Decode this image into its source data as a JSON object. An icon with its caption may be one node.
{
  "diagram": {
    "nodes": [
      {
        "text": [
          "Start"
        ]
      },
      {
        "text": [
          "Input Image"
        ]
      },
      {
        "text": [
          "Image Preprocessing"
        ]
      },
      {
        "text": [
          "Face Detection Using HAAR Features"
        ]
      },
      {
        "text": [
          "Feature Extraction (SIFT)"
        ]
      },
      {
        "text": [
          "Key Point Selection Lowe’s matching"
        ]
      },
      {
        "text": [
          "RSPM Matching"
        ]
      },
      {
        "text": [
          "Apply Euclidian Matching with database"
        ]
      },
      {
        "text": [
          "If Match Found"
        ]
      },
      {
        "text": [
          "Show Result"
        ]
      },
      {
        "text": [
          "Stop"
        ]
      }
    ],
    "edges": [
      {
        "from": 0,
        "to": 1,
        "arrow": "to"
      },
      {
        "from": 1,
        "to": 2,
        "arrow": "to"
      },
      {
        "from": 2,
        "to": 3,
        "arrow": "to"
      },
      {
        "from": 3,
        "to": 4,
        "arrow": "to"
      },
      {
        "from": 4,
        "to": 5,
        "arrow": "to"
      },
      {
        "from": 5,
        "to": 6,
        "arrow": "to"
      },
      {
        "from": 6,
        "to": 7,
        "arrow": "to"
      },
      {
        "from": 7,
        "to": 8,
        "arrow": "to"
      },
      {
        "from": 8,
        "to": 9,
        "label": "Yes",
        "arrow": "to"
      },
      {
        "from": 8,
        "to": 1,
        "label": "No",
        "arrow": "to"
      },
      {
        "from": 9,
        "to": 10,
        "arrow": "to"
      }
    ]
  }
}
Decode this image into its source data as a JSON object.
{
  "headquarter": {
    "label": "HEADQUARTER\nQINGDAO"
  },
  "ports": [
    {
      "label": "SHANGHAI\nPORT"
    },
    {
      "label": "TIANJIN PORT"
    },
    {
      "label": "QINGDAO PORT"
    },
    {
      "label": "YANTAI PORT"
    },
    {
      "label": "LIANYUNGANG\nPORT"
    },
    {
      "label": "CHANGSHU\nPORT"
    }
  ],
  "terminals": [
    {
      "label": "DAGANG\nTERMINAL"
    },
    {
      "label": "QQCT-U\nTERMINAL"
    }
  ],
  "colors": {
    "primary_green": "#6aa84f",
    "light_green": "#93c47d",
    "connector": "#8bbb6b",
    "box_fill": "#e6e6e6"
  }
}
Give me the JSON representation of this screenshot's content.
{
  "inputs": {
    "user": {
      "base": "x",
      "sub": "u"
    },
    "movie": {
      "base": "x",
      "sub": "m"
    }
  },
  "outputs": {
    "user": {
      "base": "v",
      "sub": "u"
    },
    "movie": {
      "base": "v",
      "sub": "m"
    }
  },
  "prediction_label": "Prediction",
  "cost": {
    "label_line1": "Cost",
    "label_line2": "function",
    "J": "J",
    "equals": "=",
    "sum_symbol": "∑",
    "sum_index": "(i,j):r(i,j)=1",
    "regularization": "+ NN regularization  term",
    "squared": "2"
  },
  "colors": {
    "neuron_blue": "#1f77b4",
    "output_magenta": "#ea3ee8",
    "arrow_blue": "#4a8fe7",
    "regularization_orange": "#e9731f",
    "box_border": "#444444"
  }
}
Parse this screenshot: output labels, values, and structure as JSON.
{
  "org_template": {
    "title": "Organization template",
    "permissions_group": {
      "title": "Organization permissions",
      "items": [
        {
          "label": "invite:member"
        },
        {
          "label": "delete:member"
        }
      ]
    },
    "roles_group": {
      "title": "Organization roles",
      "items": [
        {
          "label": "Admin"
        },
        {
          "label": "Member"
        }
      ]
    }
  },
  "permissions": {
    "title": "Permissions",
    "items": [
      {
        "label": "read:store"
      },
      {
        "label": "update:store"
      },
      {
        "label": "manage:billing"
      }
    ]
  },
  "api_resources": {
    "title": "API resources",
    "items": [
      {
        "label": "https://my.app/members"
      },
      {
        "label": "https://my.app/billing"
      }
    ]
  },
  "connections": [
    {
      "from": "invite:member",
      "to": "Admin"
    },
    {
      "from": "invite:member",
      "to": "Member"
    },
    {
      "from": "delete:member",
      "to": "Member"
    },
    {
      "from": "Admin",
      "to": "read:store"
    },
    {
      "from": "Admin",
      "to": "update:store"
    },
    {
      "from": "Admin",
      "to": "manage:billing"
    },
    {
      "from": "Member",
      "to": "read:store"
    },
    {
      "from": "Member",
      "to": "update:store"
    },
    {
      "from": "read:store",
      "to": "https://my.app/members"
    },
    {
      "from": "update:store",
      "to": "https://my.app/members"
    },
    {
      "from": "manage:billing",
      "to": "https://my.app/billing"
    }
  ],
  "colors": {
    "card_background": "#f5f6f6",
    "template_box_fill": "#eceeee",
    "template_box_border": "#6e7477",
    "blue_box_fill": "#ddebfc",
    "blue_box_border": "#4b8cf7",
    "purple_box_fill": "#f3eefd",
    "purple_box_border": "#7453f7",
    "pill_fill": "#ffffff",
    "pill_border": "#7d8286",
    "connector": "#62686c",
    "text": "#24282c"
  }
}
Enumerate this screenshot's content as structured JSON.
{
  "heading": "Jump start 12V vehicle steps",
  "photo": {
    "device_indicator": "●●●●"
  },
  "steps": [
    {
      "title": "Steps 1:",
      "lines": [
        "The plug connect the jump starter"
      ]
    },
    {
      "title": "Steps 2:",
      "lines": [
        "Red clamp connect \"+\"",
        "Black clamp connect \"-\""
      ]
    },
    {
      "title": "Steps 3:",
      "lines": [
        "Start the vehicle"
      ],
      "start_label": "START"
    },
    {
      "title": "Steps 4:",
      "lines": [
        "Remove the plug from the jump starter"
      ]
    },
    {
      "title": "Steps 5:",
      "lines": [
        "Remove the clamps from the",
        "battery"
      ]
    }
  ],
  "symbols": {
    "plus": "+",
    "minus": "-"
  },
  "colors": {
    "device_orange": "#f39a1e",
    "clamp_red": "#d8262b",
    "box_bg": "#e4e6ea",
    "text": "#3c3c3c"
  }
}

→ WHAT TO DO
Where a line above includes "starter", copy that line.

→ EXPECTED OUTPUT
        "The plug connect the jump starter"
        "Remove the plug from the jump starter"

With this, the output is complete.